(Records about charts and figures)
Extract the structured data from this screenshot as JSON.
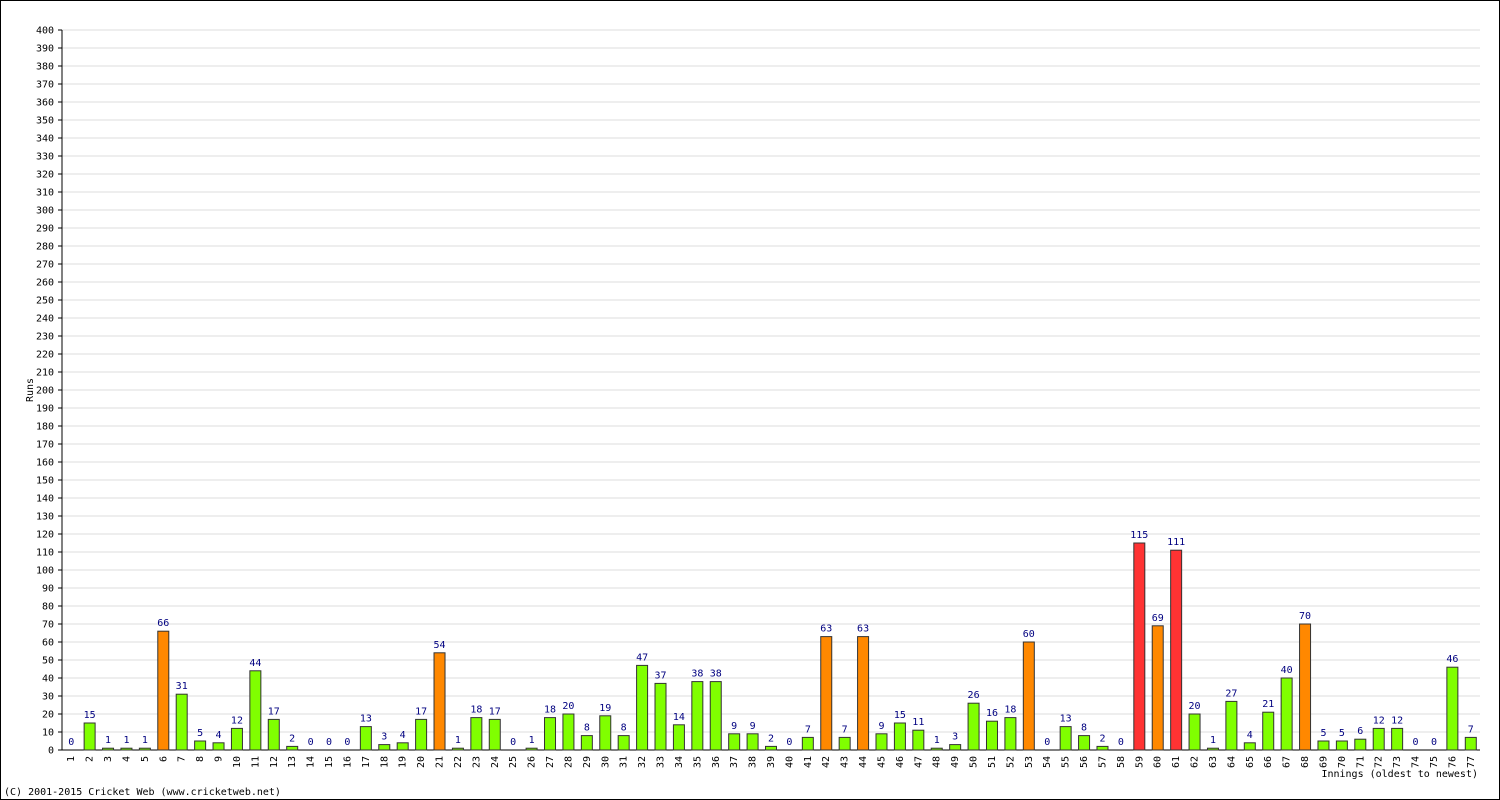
{
  "chart_data": {
    "type": "bar",
    "y_label": "Runs",
    "x_label": "Innings (oldest to newest)",
    "footer": "(C) 2001-2015 Cricket Web (www.cricketweb.net)",
    "categories": [
      "1",
      "2",
      "3",
      "4",
      "5",
      "6",
      "7",
      "8",
      "9",
      "10",
      "11",
      "12",
      "13",
      "14",
      "15",
      "16",
      "17",
      "18",
      "19",
      "20",
      "21",
      "22",
      "23",
      "24",
      "25",
      "26",
      "27",
      "28",
      "29",
      "30",
      "31",
      "32",
      "33",
      "34",
      "35",
      "36",
      "37",
      "38",
      "39",
      "40",
      "41",
      "42",
      "43",
      "44",
      "45",
      "46",
      "47",
      "48",
      "49",
      "50",
      "51",
      "52",
      "53",
      "54",
      "55",
      "56",
      "57",
      "58",
      "59",
      "60",
      "61",
      "62",
      "63",
      "64",
      "65",
      "66",
      "67",
      "68",
      "69",
      "70",
      "71",
      "72",
      "73",
      "74",
      "75",
      "76",
      "77"
    ],
    "values": [
      0,
      15,
      1,
      1,
      1,
      66,
      31,
      5,
      4,
      12,
      44,
      17,
      2,
      0,
      0,
      0,
      13,
      3,
      4,
      17,
      54,
      1,
      18,
      17,
      0,
      1,
      18,
      20,
      8,
      19,
      8,
      47,
      37,
      14,
      38,
      38,
      9,
      9,
      2,
      0,
      7,
      63,
      7,
      63,
      9,
      15,
      11,
      1,
      3,
      26,
      16,
      18,
      60,
      0,
      13,
      8,
      2,
      0,
      115,
      69,
      111,
      20,
      1,
      27,
      4,
      21,
      40,
      70,
      5,
      5,
      6,
      12,
      12,
      0,
      0,
      46,
      7
    ],
    "colors": [
      "#80ff00",
      "#80ff00",
      "#80ff00",
      "#80ff00",
      "#80ff00",
      "#ff8800",
      "#80ff00",
      "#80ff00",
      "#80ff00",
      "#80ff00",
      "#80ff00",
      "#80ff00",
      "#80ff00",
      "#80ff00",
      "#80ff00",
      "#80ff00",
      "#80ff00",
      "#80ff00",
      "#80ff00",
      "#80ff00",
      "#ff8800",
      "#80ff00",
      "#80ff00",
      "#80ff00",
      "#80ff00",
      "#80ff00",
      "#80ff00",
      "#80ff00",
      "#80ff00",
      "#80ff00",
      "#80ff00",
      "#80ff00",
      "#80ff00",
      "#80ff00",
      "#80ff00",
      "#80ff00",
      "#80ff00",
      "#80ff00",
      "#80ff00",
      "#80ff00",
      "#80ff00",
      "#ff8800",
      "#80ff00",
      "#ff8800",
      "#80ff00",
      "#80ff00",
      "#80ff00",
      "#80ff00",
      "#80ff00",
      "#80ff00",
      "#80ff00",
      "#80ff00",
      "#ff8800",
      "#80ff00",
      "#80ff00",
      "#80ff00",
      "#80ff00",
      "#80ff00",
      "#ff3333",
      "#ff8800",
      "#ff3333",
      "#80ff00",
      "#80ff00",
      "#80ff00",
      "#80ff00",
      "#80ff00",
      "#80ff00",
      "#ff8800",
      "#80ff00",
      "#80ff00",
      "#80ff00",
      "#80ff00",
      "#80ff00",
      "#80ff00",
      "#80ff00",
      "#80ff00",
      "#80ff00"
    ],
    "ylim": [
      0,
      400
    ],
    "yticks": [
      0,
      10,
      20,
      30,
      40,
      50,
      60,
      70,
      80,
      90,
      100,
      110,
      120,
      130,
      140,
      150,
      160,
      170,
      180,
      190,
      200,
      210,
      220,
      230,
      240,
      250,
      260,
      270,
      280,
      290,
      300,
      310,
      320,
      330,
      340,
      350,
      360,
      370,
      380,
      390,
      400
    ],
    "grid": true
  }
}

- _REQUIREMENT_:
Reproduce each line exactly, please, except for any pictures.

- _WRITTEN RESPONSE_:
Extract the structured data from this screenshot as JSON.
{
  "chart_data": {
    "type": "bar",
    "y_label": "Runs",
    "x_label": "Innings (oldest to newest)",
    "footer": "(C) 2001-2015 Cricket Web (www.cricketweb.net)",
    "categories": [
      "1",
      "2",
      "3",
      "4",
      "5",
      "6",
      "7",
      "8",
      "9",
      "10",
      "11",
      "12",
      "13",
      "14",
      "15",
      "16",
      "17",
      "18",
      "19",
      "20",
      "21",
      "22",
      "23",
      "24",
      "25",
      "26",
      "27",
      "28",
      "29",
      "30",
      "31",
      "32",
      "33",
      "34",
      "35",
      "36",
      "37",
      "38",
      "39",
      "40",
      "41",
      "42",
      "43",
      "44",
      "45",
      "46",
      "47",
      "48",
      "49",
      "50",
      "51",
      "52",
      "53",
      "54",
      "55",
      "56",
      "57",
      "58",
      "59",
      "60",
      "61",
      "62",
      "63",
      "64",
      "65",
      "66",
      "67",
      "68",
      "69",
      "70",
      "71",
      "72",
      "73",
      "74",
      "75",
      "76",
      "77"
    ],
    "values": [
      0,
      15,
      1,
      1,
      1,
      66,
      31,
      5,
      4,
      12,
      44,
      17,
      2,
      0,
      0,
      0,
      13,
      3,
      4,
      17,
      54,
      1,
      18,
      17,
      0,
      1,
      18,
      20,
      8,
      19,
      8,
      47,
      37,
      14,
      38,
      38,
      9,
      9,
      2,
      0,
      7,
      63,
      7,
      63,
      9,
      15,
      11,
      1,
      3,
      26,
      16,
      18,
      60,
      0,
      13,
      8,
      2,
      0,
      115,
      69,
      111,
      20,
      1,
      27,
      4,
      21,
      40,
      70,
      5,
      5,
      6,
      12,
      12,
      0,
      0,
      46,
      7
    ],
    "colors": [
      "#80ff00",
      "#80ff00",
      "#80ff00",
      "#80ff00",
      "#80ff00",
      "#ff8800",
      "#80ff00",
      "#80ff00",
      "#80ff00",
      "#80ff00",
      "#80ff00",
      "#80ff00",
      "#80ff00",
      "#80ff00",
      "#80ff00",
      "#80ff00",
      "#80ff00",
      "#80ff00",
      "#80ff00",
      "#80ff00",
      "#ff8800",
      "#80ff00",
      "#80ff00",
      "#80ff00",
      "#80ff00",
      "#80ff00",
      "#80ff00",
      "#80ff00",
      "#80ff00",
      "#80ff00",
      "#80ff00",
      "#80ff00",
      "#80ff00",
      "#80ff00",
      "#80ff00",
      "#80ff00",
      "#80ff00",
      "#80ff00",
      "#80ff00",
      "#80ff00",
      "#80ff00",
      "#ff8800",
      "#80ff00",
      "#ff8800",
      "#80ff00",
      "#80ff00",
      "#80ff00",
      "#80ff00",
      "#80ff00",
      "#80ff00",
      "#80ff00",
      "#80ff00",
      "#ff8800",
      "#80ff00",
      "#80ff00",
      "#80ff00",
      "#80ff00",
      "#80ff00",
      "#ff3333",
      "#ff8800",
      "#ff3333",
      "#80ff00",
      "#80ff00",
      "#80ff00",
      "#80ff00",
      "#80ff00",
      "#80ff00",
      "#ff8800",
      "#80ff00",
      "#80ff00",
      "#80ff00",
      "#80ff00",
      "#80ff00",
      "#80ff00",
      "#80ff00",
      "#80ff00",
      "#80ff00"
    ],
    "ylim": [
      0,
      400
    ],
    "yticks": [
      0,
      10,
      20,
      30,
      40,
      50,
      60,
      70,
      80,
      90,
      100,
      110,
      120,
      130,
      140,
      150,
      160,
      170,
      180,
      190,
      200,
      210,
      220,
      230,
      240,
      250,
      260,
      270,
      280,
      290,
      300,
      310,
      320,
      330,
      340,
      350,
      360,
      370,
      380,
      390,
      400
    ],
    "grid": true
  }
}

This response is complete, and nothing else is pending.